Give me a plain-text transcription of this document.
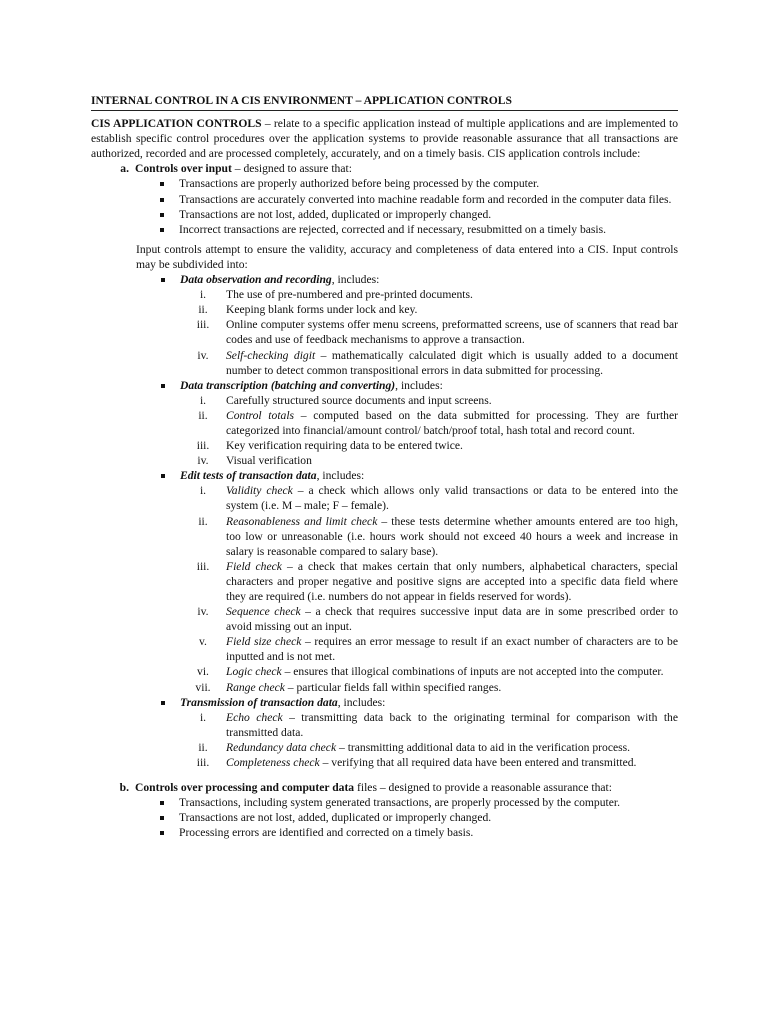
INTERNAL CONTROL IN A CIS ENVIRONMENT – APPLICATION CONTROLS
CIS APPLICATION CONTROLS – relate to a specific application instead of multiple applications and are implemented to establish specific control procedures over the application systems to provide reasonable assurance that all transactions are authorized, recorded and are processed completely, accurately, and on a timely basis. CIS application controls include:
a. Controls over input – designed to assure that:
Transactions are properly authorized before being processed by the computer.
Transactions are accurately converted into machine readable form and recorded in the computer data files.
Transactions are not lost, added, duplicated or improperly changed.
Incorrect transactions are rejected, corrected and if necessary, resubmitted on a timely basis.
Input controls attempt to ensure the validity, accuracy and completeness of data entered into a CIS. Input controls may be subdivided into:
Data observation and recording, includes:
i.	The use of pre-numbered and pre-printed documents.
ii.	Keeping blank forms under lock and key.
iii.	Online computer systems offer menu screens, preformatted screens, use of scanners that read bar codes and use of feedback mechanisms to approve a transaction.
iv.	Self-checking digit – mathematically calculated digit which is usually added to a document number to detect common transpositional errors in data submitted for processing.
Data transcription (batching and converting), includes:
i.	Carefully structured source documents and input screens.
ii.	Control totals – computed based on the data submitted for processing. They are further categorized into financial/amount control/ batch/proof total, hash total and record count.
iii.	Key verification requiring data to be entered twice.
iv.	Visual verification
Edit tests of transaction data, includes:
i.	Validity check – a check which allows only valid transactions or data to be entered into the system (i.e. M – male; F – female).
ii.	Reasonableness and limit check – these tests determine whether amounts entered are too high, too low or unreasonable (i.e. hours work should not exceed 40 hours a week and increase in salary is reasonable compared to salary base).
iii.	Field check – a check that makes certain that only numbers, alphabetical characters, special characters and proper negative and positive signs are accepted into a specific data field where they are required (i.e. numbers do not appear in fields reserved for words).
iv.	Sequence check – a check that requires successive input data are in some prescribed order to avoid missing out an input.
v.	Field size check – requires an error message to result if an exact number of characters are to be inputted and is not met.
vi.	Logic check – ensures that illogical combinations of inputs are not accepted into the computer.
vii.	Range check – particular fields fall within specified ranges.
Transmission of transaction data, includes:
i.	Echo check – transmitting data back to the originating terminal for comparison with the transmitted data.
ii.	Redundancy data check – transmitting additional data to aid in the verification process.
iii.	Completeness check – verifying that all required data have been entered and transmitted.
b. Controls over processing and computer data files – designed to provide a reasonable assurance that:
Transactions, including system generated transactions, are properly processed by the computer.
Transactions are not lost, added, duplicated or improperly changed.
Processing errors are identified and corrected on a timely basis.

--

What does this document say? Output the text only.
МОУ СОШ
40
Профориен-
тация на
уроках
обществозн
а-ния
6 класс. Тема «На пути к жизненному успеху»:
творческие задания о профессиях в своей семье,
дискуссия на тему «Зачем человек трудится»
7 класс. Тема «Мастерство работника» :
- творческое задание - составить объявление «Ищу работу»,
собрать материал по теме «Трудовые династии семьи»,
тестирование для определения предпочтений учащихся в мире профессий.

* * *

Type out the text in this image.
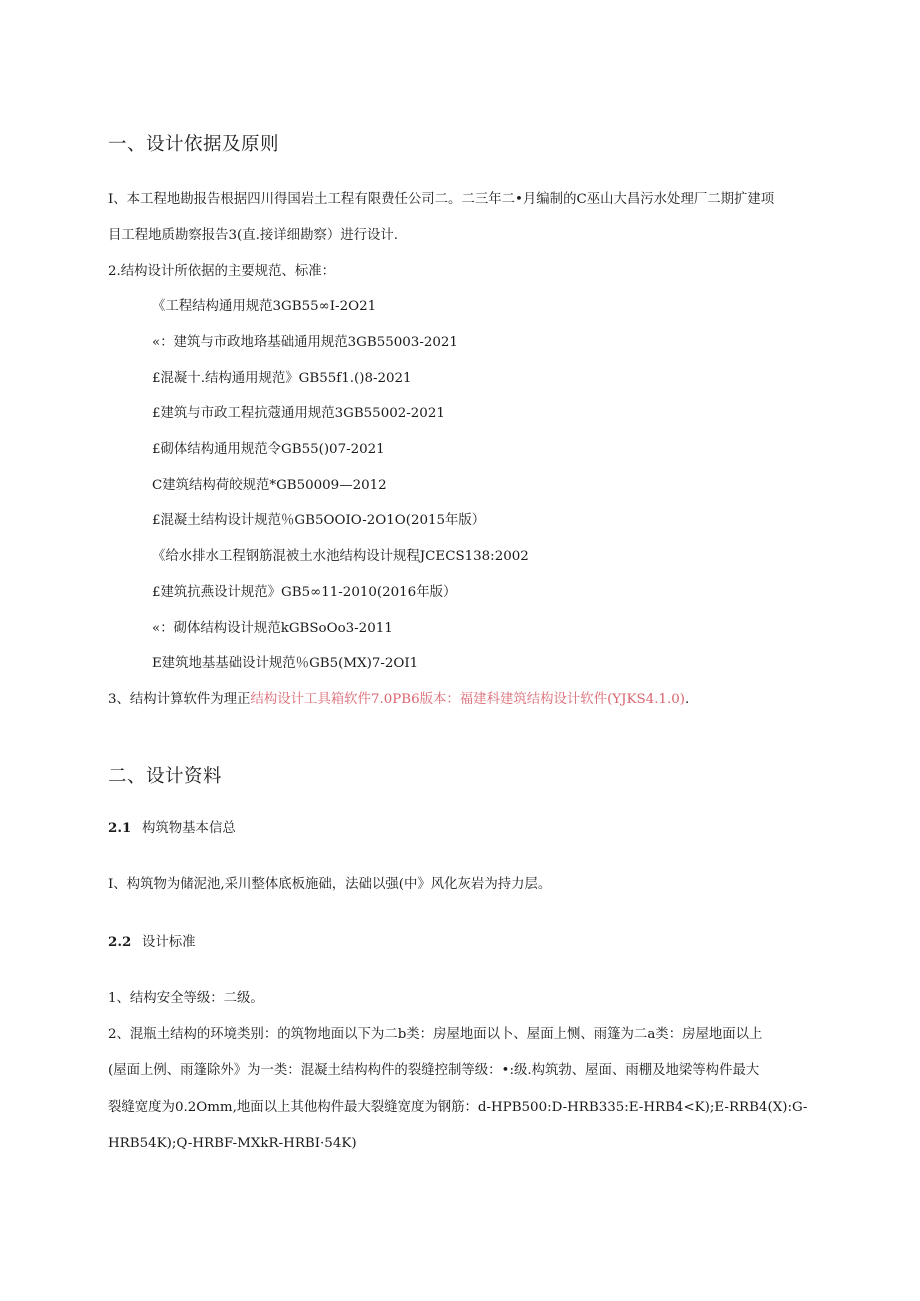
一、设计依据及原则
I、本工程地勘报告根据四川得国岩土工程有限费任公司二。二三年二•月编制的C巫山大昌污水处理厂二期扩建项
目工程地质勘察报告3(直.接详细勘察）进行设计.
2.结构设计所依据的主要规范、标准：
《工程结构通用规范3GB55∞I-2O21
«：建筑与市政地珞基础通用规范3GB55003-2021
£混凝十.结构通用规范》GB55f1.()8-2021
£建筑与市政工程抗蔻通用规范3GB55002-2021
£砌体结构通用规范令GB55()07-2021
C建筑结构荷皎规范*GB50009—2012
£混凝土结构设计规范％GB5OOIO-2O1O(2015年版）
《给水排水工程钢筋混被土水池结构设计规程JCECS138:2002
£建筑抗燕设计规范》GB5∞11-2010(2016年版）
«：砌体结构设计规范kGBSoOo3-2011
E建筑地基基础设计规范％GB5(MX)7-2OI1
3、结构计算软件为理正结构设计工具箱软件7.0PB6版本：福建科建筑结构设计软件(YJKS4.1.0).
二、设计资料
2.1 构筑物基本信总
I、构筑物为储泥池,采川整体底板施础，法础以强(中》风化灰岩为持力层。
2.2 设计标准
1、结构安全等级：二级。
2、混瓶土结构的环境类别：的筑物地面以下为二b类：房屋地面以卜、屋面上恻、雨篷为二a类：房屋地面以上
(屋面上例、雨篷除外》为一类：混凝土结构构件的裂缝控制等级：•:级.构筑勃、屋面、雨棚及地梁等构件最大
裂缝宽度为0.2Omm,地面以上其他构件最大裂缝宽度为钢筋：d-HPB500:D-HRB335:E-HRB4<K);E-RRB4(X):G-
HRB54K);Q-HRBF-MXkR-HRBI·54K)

• _YOUR GOAL_:
Working from the listing above, pick out every line that has "accurately" and copy it.

• _THE SOLUTION_:
CIS APPLICATION CONTROLS – relate to a specific application instead of multiple applications and are implemented to establish specific control procedures over the application systems to provide reasonable assurance that all transactions are authorized, recorded and are processed completely, accurately, and on a timely basis. CIS application controls include:
Transactions are accurately converted into machine readable form and recorded in the computer data files.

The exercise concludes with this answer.